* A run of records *
========================

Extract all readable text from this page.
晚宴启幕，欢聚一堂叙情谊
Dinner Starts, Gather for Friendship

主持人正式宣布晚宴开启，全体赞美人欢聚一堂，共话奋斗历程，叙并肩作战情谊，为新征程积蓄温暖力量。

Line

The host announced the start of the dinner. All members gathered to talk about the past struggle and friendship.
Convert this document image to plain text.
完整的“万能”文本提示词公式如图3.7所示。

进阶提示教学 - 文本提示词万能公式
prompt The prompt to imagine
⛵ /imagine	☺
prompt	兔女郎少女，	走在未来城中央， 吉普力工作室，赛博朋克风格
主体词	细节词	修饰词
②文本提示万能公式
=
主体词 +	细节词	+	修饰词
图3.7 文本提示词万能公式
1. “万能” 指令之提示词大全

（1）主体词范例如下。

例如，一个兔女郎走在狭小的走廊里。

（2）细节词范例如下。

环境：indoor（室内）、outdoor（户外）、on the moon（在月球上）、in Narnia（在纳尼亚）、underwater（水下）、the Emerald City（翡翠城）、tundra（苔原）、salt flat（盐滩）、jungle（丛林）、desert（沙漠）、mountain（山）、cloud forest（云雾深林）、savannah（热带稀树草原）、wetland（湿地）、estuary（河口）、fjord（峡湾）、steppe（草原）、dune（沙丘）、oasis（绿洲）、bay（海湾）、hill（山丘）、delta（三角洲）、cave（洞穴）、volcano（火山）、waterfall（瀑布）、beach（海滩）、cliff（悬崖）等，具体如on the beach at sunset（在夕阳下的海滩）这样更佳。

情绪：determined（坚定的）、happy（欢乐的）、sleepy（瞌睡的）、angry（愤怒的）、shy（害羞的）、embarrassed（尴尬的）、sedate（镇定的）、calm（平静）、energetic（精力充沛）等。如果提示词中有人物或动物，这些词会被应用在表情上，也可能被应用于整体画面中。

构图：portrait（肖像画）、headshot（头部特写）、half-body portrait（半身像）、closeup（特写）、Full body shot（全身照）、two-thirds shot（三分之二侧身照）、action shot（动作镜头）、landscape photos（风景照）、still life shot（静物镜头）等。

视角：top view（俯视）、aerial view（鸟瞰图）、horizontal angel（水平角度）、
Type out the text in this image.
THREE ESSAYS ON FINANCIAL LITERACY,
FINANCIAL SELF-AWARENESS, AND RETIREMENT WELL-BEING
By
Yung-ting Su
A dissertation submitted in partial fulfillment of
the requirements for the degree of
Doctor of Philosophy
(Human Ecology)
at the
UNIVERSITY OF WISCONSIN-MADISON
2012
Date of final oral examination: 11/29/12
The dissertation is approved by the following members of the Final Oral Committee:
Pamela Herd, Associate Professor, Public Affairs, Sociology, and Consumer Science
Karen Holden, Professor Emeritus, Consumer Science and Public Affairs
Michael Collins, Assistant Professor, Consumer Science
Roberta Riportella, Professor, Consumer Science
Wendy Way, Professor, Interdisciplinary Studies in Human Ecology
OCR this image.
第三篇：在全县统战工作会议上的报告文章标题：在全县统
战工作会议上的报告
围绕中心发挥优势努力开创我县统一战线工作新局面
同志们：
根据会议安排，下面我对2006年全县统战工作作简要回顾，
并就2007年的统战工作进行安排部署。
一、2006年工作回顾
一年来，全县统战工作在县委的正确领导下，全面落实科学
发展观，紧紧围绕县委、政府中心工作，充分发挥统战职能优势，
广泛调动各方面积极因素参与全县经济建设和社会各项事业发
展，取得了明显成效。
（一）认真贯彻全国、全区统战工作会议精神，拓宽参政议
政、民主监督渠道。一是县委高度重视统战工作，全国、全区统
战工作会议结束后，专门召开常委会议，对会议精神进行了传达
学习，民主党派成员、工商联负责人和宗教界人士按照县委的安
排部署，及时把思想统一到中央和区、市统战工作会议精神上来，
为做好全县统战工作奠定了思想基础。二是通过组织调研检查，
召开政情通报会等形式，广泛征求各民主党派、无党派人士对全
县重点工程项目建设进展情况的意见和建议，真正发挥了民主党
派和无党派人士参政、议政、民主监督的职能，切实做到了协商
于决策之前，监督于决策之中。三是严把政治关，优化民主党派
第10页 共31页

========================

* Description of the task *
Repeat the records above exactly.

* Result of this exercise *
Extract all readable text from this page.
晚宴启幕，欢聚一堂叙情谊
Dinner Starts, Gather for Friendship

主持人正式宣布晚宴开启，全体赞美人欢聚一堂，共话奋斗历程，叙并肩作战情谊，为新征程积蓄温暖力量。

Line

The host announced the start of the dinner. All members gathered to talk about the past struggle and friendship.
Convert this document image to plain text.
完整的“万能”文本提示词公式如图3.7所示。

进阶提示教学 - 文本提示词万能公式
prompt The prompt to imagine
⛵ /imagine	☺
prompt	兔女郎少女，	走在未来城中央， 吉普力工作室，赛博朋克风格
主体词	细节词	修饰词
②文本提示万能公式
=
主体词 +	细节词	+	修饰词
图3.7 文本提示词万能公式
1. “万能” 指令之提示词大全

（1）主体词范例如下。

例如，一个兔女郎走在狭小的走廊里。

（2）细节词范例如下。

环境：indoor（室内）、outdoor（户外）、on the moon（在月球上）、in Narnia（在纳尼亚）、underwater（水下）、the Emerald City（翡翠城）、tundra（苔原）、salt flat（盐滩）、jungle（丛林）、desert（沙漠）、mountain（山）、cloud forest（云雾深林）、savannah（热带稀树草原）、wetland（湿地）、estuary（河口）、fjord（峡湾）、steppe（草原）、dune（沙丘）、oasis（绿洲）、bay（海湾）、hill（山丘）、delta（三角洲）、cave（洞穴）、volcano（火山）、waterfall（瀑布）、beach（海滩）、cliff（悬崖）等，具体如on the beach at sunset（在夕阳下的海滩）这样更佳。

情绪：determined（坚定的）、happy（欢乐的）、sleepy（瞌睡的）、angry（愤怒的）、shy（害羞的）、embarrassed（尴尬的）、sedate（镇定的）、calm（平静）、energetic（精力充沛）等。如果提示词中有人物或动物，这些词会被应用在表情上，也可能被应用于整体画面中。

构图：portrait（肖像画）、headshot（头部特写）、half-body portrait（半身像）、closeup（特写）、Full body shot（全身照）、two-thirds shot（三分之二侧身照）、action shot（动作镜头）、landscape photos（风景照）、still life shot（静物镜头）等。

视角：top view（俯视）、aerial view（鸟瞰图）、horizontal angel（水平角度）、
Type out the text in this image.
THREE ESSAYS ON FINANCIAL LITERACY,
FINANCIAL SELF-AWARENESS, AND RETIREMENT WELL-BEING
By
Yung-ting Su
A dissertation submitted in partial fulfillment of
the requirements for the degree of
Doctor of Philosophy
(Human Ecology)
at the
UNIVERSITY OF WISCONSIN-MADISON
2012
Date of final oral examination: 11/29/12
The dissertation is approved by the following members of the Final Oral Committee:
Pamela Herd, Associate Professor, Public Affairs, Sociology, and Consumer Science
Karen Holden, Professor Emeritus, Consumer Science and Public Affairs
Michael Collins, Assistant Professor, Consumer Science
Roberta Riportella, Professor, Consumer Science
Wendy Way, Professor, Interdisciplinary Studies in Human Ecology
OCR this image.
第三篇：在全县统战工作会议上的报告文章标题：在全县统
战工作会议上的报告
围绕中心发挥优势努力开创我县统一战线工作新局面
同志们：
根据会议安排，下面我对2006年全县统战工作作简要回顾，
并就2007年的统战工作进行安排部署。
一、2006年工作回顾
一年来，全县统战工作在县委的正确领导下，全面落实科学
发展观，紧紧围绕县委、政府中心工作，充分发挥统战职能优势，
广泛调动各方面积极因素参与全县经济建设和社会各项事业发
展，取得了明显成效。
（一）认真贯彻全国、全区统战工作会议精神，拓宽参政议
政、民主监督渠道。一是县委高度重视统战工作，全国、全区统
战工作会议结束后，专门召开常委会议，对会议精神进行了传达
学习，民主党派成员、工商联负责人和宗教界人士按照县委的安
排部署，及时把思想统一到中央和区、市统战工作会议精神上来，
为做好全县统战工作奠定了思想基础。二是通过组织调研检查，
召开政情通报会等形式，广泛征求各民主党派、无党派人士对全
县重点工程项目建设进展情况的意见和建议，真正发挥了民主党
派和无党派人士参政、议政、民主监督的职能，切实做到了协商
于决策之前，监督于决策之中。三是严把政治关，优化民主党派
第10页 共31页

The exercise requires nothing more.